_DATASET CONTENT_
— start —

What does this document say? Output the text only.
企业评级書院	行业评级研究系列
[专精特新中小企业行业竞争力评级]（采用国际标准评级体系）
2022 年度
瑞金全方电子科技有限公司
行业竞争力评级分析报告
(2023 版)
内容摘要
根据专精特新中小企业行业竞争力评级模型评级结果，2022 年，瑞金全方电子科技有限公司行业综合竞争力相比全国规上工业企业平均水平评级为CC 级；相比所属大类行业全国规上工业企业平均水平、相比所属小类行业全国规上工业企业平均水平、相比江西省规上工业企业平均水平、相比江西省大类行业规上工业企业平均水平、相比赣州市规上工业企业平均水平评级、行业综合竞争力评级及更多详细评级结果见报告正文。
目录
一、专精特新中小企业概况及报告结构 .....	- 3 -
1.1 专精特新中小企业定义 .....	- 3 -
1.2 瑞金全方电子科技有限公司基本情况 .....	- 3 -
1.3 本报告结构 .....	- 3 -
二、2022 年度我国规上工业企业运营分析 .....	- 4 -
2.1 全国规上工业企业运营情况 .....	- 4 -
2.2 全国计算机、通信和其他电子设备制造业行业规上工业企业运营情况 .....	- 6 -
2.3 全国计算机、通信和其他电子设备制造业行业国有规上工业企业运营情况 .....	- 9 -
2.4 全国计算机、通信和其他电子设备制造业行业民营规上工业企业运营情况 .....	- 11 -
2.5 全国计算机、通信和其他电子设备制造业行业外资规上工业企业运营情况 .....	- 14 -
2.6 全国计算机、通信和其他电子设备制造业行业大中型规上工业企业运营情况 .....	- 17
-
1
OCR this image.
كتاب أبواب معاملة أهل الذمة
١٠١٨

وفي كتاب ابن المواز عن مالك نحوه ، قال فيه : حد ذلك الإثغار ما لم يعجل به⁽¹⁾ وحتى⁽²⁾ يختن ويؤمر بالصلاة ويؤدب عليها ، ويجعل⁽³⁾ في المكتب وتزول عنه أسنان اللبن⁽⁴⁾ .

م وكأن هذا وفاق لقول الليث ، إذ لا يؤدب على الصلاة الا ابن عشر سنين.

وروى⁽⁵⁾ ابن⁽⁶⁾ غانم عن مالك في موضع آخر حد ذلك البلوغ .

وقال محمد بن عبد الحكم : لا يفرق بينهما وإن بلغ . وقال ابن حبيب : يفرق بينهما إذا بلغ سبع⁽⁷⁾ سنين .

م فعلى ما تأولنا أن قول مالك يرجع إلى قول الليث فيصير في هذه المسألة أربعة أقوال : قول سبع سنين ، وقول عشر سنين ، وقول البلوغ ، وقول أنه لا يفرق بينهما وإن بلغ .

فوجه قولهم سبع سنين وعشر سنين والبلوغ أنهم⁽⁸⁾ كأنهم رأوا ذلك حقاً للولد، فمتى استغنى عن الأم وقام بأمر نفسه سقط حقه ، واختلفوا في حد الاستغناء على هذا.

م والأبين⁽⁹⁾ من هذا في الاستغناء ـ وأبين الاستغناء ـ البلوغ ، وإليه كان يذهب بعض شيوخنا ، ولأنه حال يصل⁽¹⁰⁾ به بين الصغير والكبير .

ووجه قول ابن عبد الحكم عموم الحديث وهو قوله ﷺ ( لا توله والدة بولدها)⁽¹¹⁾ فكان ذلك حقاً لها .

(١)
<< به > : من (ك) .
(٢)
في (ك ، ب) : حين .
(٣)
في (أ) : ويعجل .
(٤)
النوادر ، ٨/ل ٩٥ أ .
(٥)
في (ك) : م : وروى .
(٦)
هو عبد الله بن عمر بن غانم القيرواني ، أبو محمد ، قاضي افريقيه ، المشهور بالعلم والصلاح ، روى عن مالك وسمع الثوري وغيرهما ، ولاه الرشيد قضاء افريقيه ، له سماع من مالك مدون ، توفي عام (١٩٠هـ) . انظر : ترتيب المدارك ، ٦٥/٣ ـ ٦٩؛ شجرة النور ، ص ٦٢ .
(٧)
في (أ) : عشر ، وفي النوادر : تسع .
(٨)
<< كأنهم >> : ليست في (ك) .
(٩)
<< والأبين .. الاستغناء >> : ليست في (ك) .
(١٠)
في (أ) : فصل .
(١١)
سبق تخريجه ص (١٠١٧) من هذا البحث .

— end —

_GOAL_
Copy each entry exactly, with nothing added or dropped.

_EXERCISE RESULT_
What does this document say? Output the text only.
企业评级書院	行业评级研究系列
[专精特新中小企业行业竞争力评级]（采用国际标准评级体系）
2022 年度
瑞金全方电子科技有限公司
行业竞争力评级分析报告
(2023 版)
内容摘要
根据专精特新中小企业行业竞争力评级模型评级结果，2022 年，瑞金全方电子科技有限公司行业综合竞争力相比全国规上工业企业平均水平评级为CC 级；相比所属大类行业全国规上工业企业平均水平、相比所属小类行业全国规上工业企业平均水平、相比江西省规上工业企业平均水平、相比江西省大类行业规上工业企业平均水平、相比赣州市规上工业企业平均水平评级、行业综合竞争力评级及更多详细评级结果见报告正文。
目录
一、专精特新中小企业概况及报告结构 .....	- 3 -
1.1 专精特新中小企业定义 .....	- 3 -
1.2 瑞金全方电子科技有限公司基本情况 .....	- 3 -
1.3 本报告结构 .....	- 3 -
二、2022 年度我国规上工业企业运营分析 .....	- 4 -
2.1 全国规上工业企业运营情况 .....	- 4 -
2.2 全国计算机、通信和其他电子设备制造业行业规上工业企业运营情况 .....	- 6 -
2.3 全国计算机、通信和其他电子设备制造业行业国有规上工业企业运营情况 .....	- 9 -
2.4 全国计算机、通信和其他电子设备制造业行业民营规上工业企业运营情况 .....	- 11 -
2.5 全国计算机、通信和其他电子设备制造业行业外资规上工业企业运营情况 .....	- 14 -
2.6 全国计算机、通信和其他电子设备制造业行业大中型规上工业企业运营情况 .....	- 17
-
1
OCR this image.
كتاب أبواب معاملة أهل الذمة
١٠١٨

وفي كتاب ابن المواز عن مالك نحوه ، قال فيه : حد ذلك الإثغار ما لم يعجل به⁽¹⁾ وحتى⁽²⁾ يختن ويؤمر بالصلاة ويؤدب عليها ، ويجعل⁽³⁾ في المكتب وتزول عنه أسنان اللبن⁽⁴⁾ .

م وكأن هذا وفاق لقول الليث ، إذ لا يؤدب على الصلاة الا ابن عشر سنين.

وروى⁽⁵⁾ ابن⁽⁶⁾ غانم عن مالك في موضع آخر حد ذلك البلوغ .

وقال محمد بن عبد الحكم : لا يفرق بينهما وإن بلغ . وقال ابن حبيب : يفرق بينهما إذا بلغ سبع⁽⁷⁾ سنين .

م فعلى ما تأولنا أن قول مالك يرجع إلى قول الليث فيصير في هذه المسألة أربعة أقوال : قول سبع سنين ، وقول عشر سنين ، وقول البلوغ ، وقول أنه لا يفرق بينهما وإن بلغ .

فوجه قولهم سبع سنين وعشر سنين والبلوغ أنهم⁽⁸⁾ كأنهم رأوا ذلك حقاً للولد، فمتى استغنى عن الأم وقام بأمر نفسه سقط حقه ، واختلفوا في حد الاستغناء على هذا.

م والأبين⁽⁹⁾ من هذا في الاستغناء ـ وأبين الاستغناء ـ البلوغ ، وإليه كان يذهب بعض شيوخنا ، ولأنه حال يصل⁽¹⁰⁾ به بين الصغير والكبير .

ووجه قول ابن عبد الحكم عموم الحديث وهو قوله ﷺ ( لا توله والدة بولدها)⁽¹¹⁾ فكان ذلك حقاً لها .

(١)
<< به > : من (ك) .
(٢)
في (ك ، ب) : حين .
(٣)
في (أ) : ويعجل .
(٤)
النوادر ، ٨/ل ٩٥ أ .
(٥)
في (ك) : م : وروى .
(٦)
هو عبد الله بن عمر بن غانم القيرواني ، أبو محمد ، قاضي افريقيه ، المشهور بالعلم والصلاح ، روى عن مالك وسمع الثوري وغيرهما ، ولاه الرشيد قضاء افريقيه ، له سماع من مالك مدون ، توفي عام (١٩٠هـ) . انظر : ترتيب المدارك ، ٦٥/٣ ـ ٦٩؛ شجرة النور ، ص ٦٢ .
(٧)
في (أ) : عشر ، وفي النوادر : تسع .
(٨)
<< كأنهم >> : ليست في (ك) .
(٩)
<< والأبين .. الاستغناء >> : ليست في (ك) .
(١٠)
في (أ) : فصل .
(١١)
سبق تخريجه ص (١٠١٧) من هذا البحث .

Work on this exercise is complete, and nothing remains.